Give only the number of lines in these records that contain the word "surplus".

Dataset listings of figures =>
* * * *

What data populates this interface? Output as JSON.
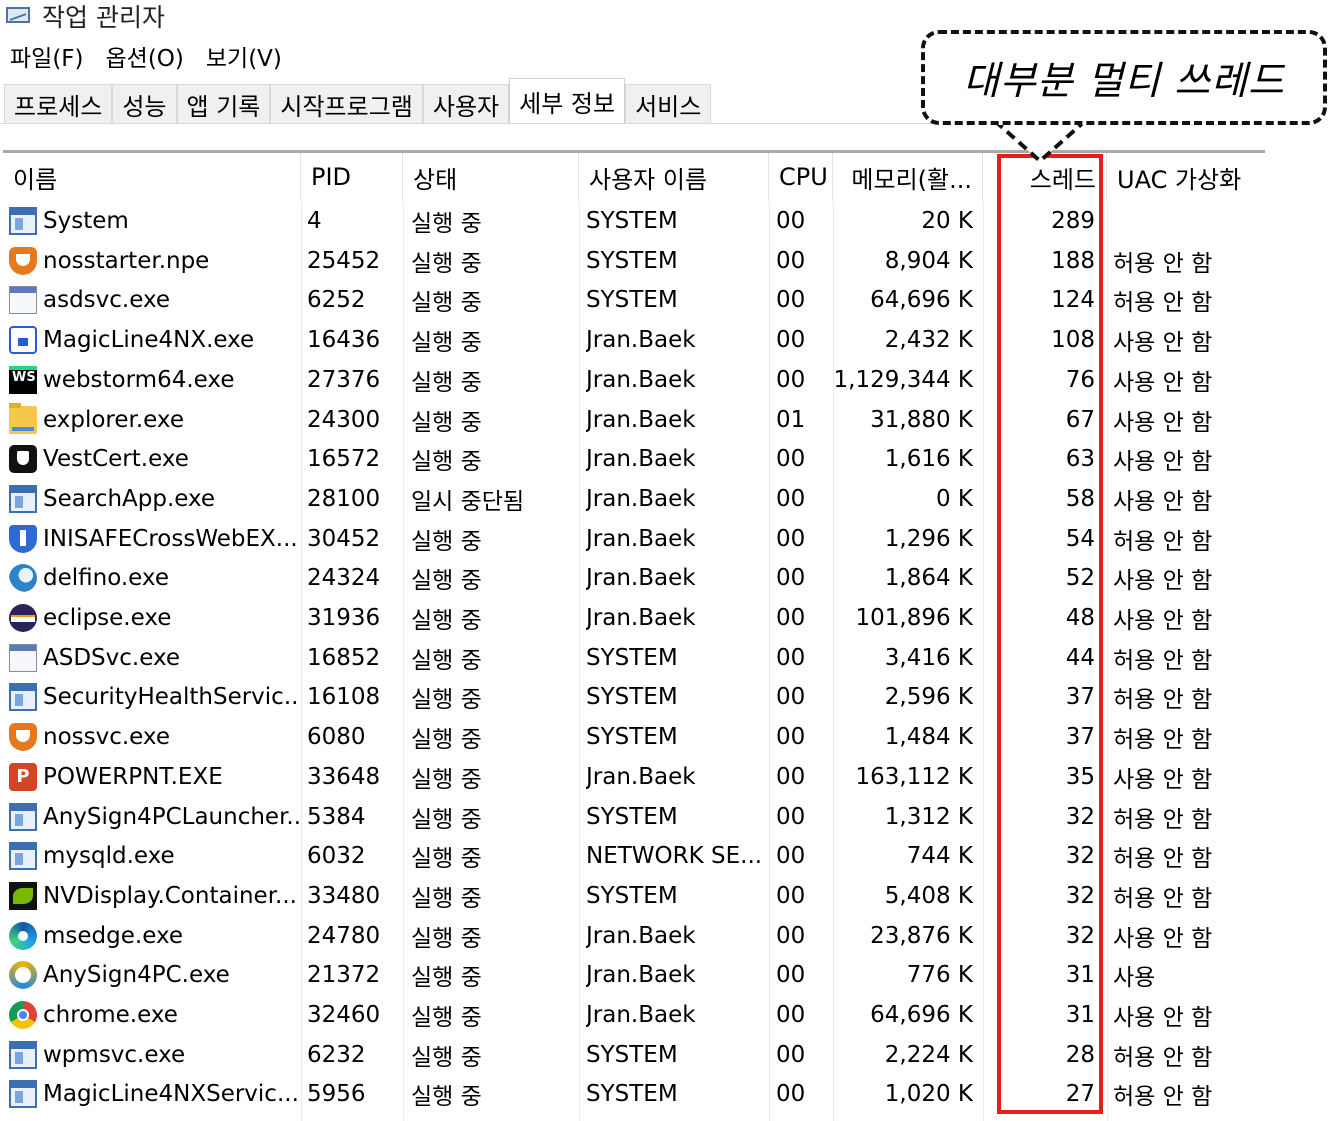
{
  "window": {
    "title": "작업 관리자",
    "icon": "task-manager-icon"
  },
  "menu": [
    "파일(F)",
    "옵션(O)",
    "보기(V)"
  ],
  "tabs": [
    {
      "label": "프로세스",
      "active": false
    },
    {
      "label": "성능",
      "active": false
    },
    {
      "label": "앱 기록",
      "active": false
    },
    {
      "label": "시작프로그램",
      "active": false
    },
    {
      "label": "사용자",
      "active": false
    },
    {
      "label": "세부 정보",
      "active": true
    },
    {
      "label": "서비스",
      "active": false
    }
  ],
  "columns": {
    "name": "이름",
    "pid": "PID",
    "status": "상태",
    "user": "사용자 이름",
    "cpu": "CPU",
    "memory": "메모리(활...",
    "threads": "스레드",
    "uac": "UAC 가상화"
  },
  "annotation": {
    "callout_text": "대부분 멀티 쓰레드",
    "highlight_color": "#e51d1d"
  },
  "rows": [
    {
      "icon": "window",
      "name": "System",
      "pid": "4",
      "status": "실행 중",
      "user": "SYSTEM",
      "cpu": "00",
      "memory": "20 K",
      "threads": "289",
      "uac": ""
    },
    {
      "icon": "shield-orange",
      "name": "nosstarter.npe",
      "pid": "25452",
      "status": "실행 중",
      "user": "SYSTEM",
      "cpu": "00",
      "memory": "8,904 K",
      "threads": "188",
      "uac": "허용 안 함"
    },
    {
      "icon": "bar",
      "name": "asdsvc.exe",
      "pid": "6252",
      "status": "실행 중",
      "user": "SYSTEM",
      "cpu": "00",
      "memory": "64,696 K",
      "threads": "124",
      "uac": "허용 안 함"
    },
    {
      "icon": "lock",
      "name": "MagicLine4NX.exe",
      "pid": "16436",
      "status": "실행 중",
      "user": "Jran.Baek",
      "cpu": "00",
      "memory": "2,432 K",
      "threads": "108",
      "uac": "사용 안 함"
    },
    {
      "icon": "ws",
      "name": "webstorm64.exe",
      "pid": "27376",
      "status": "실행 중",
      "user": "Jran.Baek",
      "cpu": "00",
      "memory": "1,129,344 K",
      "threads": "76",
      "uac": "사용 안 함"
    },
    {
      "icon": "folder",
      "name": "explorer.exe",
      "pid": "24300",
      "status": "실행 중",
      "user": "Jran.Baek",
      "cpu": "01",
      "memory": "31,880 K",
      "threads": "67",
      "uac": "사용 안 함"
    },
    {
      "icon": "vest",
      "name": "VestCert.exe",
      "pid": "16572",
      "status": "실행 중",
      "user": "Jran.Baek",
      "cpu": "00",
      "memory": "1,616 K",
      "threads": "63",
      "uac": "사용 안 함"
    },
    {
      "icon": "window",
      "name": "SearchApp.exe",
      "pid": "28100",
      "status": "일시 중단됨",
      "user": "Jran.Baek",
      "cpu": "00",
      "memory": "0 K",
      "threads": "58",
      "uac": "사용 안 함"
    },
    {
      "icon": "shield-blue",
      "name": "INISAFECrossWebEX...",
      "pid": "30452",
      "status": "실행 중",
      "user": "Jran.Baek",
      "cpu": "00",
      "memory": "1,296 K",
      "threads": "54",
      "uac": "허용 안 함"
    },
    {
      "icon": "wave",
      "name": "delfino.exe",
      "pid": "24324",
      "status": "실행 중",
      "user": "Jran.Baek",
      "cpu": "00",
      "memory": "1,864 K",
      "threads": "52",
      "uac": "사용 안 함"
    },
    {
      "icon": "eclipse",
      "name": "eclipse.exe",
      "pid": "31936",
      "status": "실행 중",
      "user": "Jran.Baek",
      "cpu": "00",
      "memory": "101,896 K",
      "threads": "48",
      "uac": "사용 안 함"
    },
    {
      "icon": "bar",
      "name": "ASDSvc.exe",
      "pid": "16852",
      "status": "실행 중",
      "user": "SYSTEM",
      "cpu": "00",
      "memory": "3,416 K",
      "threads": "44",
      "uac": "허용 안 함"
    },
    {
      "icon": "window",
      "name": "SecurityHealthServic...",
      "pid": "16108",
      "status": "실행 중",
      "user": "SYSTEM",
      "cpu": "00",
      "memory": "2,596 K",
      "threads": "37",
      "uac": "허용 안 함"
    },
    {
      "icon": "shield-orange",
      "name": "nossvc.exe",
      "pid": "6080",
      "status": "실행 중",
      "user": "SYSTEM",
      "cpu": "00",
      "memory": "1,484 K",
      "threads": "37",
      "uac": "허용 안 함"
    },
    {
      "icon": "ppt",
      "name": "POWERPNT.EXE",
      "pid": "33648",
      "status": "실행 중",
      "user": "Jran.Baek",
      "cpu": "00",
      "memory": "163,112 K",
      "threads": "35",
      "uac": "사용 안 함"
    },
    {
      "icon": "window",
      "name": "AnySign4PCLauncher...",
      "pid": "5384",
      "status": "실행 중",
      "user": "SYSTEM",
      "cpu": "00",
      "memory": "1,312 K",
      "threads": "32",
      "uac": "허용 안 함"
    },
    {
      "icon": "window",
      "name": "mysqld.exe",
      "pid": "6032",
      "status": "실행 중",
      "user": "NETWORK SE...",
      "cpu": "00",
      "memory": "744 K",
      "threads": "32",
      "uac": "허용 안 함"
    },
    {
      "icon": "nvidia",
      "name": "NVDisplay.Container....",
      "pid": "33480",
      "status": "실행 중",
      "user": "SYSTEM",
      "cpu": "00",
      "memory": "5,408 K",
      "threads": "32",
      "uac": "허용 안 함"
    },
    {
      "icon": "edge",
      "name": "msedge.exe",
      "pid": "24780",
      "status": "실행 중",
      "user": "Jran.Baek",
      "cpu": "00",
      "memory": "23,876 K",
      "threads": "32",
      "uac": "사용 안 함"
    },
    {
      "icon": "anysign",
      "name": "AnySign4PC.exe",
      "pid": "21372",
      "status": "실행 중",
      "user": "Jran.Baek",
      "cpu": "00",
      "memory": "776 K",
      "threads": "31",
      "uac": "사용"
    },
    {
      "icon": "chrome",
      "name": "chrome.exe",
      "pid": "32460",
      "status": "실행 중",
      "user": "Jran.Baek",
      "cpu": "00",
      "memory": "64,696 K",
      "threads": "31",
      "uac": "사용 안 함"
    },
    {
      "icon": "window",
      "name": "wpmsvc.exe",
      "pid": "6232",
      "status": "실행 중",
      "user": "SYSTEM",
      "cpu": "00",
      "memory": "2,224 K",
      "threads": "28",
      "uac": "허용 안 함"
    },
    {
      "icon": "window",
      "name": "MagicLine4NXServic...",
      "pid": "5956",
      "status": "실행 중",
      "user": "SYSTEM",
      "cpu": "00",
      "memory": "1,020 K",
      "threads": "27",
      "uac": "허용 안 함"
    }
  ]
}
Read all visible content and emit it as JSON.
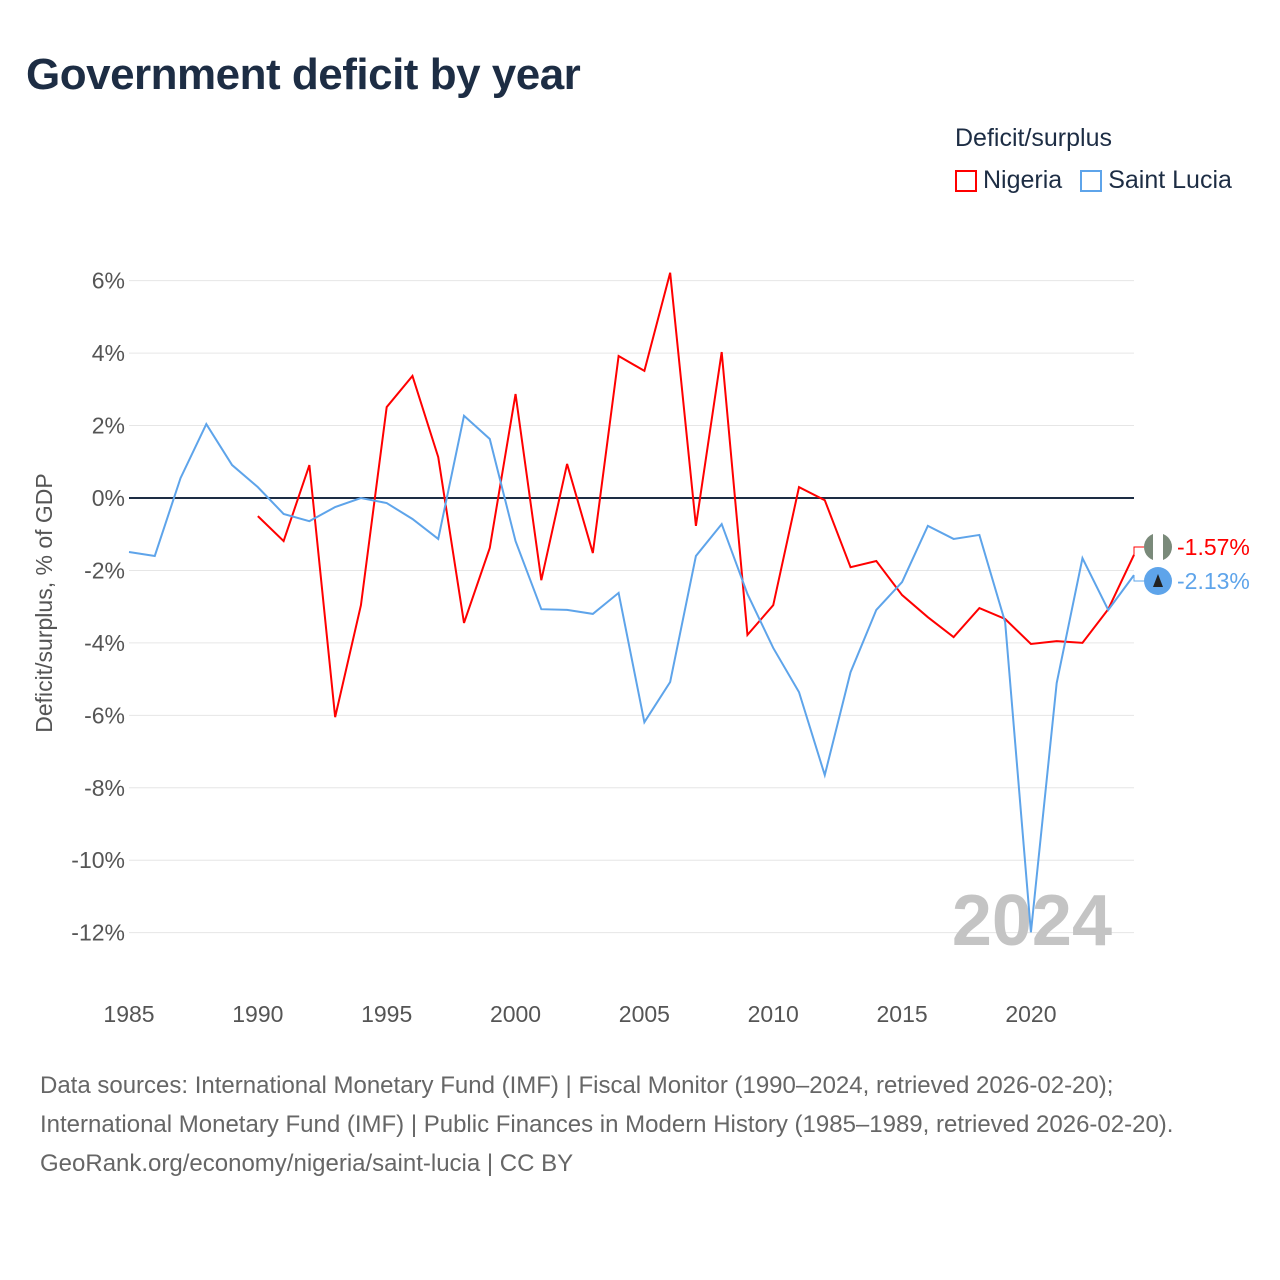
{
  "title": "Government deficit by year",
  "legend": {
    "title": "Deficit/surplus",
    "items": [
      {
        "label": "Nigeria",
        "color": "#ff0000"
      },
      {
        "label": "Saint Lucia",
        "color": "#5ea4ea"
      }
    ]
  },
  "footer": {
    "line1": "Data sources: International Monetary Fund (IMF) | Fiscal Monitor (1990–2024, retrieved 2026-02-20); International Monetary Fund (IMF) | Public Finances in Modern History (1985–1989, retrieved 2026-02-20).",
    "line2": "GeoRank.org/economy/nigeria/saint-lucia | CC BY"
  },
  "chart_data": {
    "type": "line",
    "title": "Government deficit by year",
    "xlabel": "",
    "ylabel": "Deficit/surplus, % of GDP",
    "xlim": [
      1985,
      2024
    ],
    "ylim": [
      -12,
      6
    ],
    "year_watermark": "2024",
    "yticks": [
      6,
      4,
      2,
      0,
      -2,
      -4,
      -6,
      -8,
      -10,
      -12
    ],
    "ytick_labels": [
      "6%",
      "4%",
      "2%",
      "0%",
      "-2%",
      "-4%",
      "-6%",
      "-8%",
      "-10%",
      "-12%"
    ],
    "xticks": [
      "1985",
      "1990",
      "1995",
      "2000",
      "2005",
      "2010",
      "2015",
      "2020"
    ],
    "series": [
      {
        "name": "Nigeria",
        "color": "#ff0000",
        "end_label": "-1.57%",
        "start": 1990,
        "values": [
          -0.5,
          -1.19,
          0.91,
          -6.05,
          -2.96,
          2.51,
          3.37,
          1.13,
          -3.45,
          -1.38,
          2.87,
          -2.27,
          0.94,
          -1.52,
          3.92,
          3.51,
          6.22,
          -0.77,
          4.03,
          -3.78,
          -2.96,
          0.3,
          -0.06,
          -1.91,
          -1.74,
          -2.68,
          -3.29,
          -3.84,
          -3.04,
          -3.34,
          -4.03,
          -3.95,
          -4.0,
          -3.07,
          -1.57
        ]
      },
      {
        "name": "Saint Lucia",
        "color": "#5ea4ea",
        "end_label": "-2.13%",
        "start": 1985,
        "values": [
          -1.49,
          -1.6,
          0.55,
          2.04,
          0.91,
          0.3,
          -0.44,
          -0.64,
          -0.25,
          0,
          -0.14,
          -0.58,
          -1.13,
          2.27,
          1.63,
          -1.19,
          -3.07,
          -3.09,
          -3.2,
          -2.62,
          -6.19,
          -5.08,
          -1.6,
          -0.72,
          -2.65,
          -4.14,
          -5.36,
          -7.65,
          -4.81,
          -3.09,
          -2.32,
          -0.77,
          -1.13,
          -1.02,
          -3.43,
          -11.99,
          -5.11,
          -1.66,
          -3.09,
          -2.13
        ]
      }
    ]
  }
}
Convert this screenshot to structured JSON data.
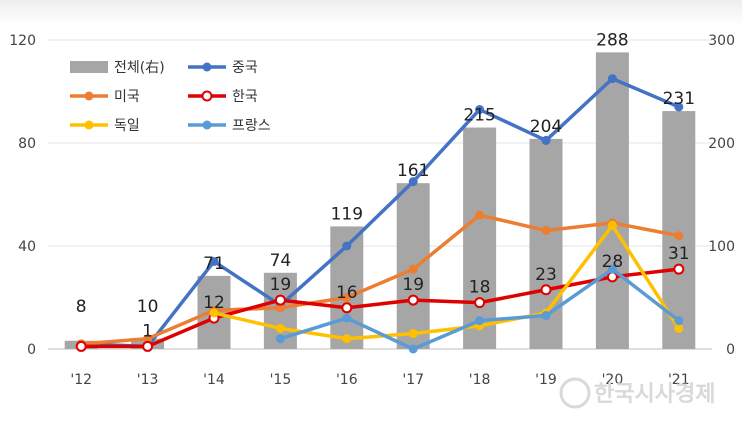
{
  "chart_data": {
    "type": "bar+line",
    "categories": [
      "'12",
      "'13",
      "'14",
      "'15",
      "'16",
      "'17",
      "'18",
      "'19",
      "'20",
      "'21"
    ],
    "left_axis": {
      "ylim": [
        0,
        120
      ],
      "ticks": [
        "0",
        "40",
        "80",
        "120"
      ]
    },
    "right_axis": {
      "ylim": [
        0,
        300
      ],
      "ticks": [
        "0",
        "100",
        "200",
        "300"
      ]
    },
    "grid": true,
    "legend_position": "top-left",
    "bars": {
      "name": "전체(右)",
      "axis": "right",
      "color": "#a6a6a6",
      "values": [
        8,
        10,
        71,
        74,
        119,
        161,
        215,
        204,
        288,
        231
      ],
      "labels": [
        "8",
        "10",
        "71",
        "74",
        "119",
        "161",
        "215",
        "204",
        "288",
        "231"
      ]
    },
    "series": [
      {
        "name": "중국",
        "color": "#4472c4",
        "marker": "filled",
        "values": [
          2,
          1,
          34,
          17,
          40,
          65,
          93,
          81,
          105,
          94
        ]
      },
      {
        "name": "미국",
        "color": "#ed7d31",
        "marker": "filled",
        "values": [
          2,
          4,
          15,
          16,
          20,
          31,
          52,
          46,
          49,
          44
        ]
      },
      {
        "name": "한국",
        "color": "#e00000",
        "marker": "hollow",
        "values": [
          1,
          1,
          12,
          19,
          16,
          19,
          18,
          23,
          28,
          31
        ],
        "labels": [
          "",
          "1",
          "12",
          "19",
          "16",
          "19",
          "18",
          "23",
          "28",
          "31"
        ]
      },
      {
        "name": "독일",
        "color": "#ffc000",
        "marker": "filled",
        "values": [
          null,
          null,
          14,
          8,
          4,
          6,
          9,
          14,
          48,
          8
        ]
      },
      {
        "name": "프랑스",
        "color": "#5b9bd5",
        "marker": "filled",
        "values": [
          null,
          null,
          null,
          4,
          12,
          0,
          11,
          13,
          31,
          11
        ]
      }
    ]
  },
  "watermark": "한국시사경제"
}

* * * *

REPLY => 2